# Dataset items
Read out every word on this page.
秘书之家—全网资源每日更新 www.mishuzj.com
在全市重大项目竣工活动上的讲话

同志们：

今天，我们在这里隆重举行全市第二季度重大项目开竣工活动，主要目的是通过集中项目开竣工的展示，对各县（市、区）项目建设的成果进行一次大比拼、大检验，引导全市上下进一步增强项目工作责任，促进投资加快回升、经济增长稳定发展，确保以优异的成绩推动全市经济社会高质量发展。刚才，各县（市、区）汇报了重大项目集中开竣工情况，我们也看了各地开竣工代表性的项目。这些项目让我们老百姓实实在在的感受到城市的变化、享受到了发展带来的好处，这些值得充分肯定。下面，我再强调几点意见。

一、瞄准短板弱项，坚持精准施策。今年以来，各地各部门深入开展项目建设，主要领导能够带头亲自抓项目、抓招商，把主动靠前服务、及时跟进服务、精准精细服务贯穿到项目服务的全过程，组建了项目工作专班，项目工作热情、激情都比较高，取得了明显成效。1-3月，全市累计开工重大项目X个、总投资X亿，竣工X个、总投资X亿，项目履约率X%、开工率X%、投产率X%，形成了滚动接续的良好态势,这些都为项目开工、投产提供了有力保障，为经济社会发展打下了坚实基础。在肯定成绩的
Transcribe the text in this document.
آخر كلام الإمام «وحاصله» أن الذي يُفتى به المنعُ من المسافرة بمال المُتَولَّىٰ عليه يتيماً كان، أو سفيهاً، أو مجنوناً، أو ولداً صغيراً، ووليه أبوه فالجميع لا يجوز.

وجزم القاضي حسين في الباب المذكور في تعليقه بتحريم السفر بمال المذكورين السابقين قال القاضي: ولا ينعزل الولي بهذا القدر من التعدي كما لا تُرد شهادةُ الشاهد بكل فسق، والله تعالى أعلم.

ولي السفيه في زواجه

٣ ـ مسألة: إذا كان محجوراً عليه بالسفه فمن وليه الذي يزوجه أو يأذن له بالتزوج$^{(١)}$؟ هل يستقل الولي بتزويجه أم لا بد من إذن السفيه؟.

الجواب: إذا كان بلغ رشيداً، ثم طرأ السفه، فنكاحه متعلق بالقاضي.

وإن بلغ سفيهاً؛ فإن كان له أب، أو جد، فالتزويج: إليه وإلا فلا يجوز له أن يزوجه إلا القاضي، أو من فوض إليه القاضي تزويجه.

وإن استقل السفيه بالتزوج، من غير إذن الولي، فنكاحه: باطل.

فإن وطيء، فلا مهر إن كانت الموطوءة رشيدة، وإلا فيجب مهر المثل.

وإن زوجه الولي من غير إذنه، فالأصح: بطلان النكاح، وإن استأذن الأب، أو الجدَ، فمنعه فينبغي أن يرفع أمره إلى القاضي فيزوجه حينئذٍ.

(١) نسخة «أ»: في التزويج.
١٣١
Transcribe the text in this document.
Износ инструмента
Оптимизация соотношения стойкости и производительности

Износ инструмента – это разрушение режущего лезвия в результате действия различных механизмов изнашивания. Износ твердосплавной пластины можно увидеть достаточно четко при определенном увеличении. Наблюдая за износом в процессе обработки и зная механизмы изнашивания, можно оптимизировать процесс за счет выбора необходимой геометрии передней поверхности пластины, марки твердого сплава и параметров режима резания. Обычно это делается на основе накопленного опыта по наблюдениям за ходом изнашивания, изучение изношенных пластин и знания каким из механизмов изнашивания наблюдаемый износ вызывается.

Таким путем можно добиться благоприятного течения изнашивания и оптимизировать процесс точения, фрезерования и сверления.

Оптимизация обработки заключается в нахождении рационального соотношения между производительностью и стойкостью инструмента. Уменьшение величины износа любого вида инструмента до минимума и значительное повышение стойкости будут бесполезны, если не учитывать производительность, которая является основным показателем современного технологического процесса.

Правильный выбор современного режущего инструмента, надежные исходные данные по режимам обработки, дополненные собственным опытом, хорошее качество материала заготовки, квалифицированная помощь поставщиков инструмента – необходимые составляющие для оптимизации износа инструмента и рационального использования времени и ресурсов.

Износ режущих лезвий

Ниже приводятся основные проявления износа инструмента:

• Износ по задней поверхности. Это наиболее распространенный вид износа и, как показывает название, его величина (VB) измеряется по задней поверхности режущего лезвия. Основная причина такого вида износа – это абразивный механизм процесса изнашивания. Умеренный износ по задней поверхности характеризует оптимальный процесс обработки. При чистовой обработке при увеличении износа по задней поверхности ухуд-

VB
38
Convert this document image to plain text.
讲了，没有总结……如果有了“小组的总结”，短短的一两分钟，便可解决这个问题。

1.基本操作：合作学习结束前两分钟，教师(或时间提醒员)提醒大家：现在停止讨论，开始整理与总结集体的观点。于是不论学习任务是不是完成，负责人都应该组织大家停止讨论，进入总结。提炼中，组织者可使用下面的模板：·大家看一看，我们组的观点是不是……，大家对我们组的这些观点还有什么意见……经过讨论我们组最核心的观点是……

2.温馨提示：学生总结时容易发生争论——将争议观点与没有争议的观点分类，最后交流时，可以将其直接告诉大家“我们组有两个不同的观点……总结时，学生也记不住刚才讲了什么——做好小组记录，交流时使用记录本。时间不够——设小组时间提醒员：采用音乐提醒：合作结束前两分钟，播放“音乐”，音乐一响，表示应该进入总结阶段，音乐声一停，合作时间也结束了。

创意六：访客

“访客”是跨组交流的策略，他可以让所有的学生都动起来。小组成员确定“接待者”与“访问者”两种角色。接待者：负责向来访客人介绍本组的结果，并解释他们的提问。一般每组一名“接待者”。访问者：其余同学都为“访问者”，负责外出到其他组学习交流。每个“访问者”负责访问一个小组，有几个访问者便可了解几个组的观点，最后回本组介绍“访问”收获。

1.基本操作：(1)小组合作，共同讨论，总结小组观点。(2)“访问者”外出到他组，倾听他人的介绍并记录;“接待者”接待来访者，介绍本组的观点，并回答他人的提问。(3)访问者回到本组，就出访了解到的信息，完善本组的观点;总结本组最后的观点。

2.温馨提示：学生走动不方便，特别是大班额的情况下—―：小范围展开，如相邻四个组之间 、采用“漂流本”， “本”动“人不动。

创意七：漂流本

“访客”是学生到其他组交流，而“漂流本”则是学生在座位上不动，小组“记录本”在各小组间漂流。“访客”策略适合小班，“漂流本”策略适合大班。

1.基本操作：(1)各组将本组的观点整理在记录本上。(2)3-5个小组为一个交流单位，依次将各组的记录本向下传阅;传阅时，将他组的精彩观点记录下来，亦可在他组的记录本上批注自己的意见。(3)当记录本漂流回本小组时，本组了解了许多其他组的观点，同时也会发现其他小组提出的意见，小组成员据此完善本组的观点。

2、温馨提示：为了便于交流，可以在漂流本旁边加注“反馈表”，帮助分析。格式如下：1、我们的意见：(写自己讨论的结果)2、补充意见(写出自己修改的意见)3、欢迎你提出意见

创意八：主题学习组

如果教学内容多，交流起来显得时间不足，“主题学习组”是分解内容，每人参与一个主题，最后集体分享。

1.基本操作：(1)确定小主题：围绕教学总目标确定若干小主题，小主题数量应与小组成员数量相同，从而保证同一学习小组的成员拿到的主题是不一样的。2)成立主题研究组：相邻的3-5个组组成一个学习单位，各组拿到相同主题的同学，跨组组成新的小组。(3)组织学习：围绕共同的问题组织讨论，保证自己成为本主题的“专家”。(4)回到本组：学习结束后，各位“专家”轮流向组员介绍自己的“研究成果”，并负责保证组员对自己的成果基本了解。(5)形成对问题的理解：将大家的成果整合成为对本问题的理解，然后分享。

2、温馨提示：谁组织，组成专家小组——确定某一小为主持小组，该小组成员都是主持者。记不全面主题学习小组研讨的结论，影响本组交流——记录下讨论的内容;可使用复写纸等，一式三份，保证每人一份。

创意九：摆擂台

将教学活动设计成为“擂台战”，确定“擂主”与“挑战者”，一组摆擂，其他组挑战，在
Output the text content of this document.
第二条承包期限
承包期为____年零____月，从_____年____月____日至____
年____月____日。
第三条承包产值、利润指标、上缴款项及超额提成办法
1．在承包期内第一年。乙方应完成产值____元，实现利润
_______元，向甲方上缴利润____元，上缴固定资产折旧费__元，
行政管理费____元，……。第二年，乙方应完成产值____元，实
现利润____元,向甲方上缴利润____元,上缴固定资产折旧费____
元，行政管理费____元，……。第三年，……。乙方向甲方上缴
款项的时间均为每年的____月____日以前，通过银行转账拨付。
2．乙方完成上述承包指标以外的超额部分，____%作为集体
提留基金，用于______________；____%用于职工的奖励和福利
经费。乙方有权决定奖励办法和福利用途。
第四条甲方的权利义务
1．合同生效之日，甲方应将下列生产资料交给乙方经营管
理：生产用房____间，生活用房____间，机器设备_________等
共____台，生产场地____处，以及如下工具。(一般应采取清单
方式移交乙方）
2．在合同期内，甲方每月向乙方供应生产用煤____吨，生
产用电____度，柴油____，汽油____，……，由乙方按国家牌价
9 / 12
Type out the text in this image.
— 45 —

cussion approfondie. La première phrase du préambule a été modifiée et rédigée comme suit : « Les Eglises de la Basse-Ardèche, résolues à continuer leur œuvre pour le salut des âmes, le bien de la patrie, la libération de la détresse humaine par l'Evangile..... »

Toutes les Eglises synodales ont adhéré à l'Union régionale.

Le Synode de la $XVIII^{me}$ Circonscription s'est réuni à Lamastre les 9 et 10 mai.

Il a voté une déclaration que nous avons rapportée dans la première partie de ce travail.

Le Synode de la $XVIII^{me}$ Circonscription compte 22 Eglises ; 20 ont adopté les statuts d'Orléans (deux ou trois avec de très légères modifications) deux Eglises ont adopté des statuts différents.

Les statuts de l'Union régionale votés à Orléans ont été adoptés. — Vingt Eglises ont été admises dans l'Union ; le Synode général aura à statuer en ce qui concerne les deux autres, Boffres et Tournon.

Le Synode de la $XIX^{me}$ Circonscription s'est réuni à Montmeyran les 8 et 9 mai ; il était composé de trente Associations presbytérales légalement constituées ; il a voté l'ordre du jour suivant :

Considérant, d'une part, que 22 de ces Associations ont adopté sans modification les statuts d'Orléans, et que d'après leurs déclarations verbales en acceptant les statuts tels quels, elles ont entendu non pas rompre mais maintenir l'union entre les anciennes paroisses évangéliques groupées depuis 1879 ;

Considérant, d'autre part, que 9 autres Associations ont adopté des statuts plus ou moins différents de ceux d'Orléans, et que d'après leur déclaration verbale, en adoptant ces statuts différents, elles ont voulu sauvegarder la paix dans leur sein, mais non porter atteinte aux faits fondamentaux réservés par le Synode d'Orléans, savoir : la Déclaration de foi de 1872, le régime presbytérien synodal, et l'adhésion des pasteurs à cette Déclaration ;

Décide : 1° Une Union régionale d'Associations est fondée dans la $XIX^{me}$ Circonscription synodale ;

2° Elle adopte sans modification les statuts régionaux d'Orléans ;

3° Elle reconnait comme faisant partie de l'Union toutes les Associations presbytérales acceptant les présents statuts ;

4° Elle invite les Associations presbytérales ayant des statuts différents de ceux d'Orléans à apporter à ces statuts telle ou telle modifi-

# Required work
Of the lines above, copy each that contains "Orléans".

# Answer in full
Le Synode de la $XVIII^{me}$ Circonscription compte 22 Eglises ; 20 ont adopté les statuts d'Orléans (deux ou trois avec de très légères modifications) deux Eglises ont adopté des statuts différents.
Les statuts de l'Union régionale votés à Orléans ont été adoptés. — Vingt Eglises ont été admises dans l'Union ; le Synode général aura à statuer en ce qui concerne les deux autres, Boffres et Tournon.
Considérant, d'une part, que 22 de ces Associations ont adopté sans modification les statuts d'Orléans, et que d'après leurs déclarations verbales en acceptant les statuts tels quels, elles ont entendu non pas rompre mais maintenir l'union entre les anciennes paroisses évangéliques groupées depuis 1879 ;
Considérant, d'autre part, que 9 autres Associations ont adopté des statuts plus ou moins différents de ceux d'Orléans, et que d'après leur déclaration verbale, en adoptant ces statuts différents, elles ont voulu sauvegarder la paix dans leur sein, mais non porter atteinte aux faits fondamentaux réservés par le Synode d'Orléans, savoir : la Déclaration de foi de 1872, le régime presbytérien synodal, et l'adhésion des pasteurs à cette Déclaration ;
2° Elle adopte sans modification les statuts régionaux d'Orléans ;
4° Elle invite les Associations presbytérales ayant des statuts différents de ceux d'Orléans à apporter à ces statuts telle ou telle modifi-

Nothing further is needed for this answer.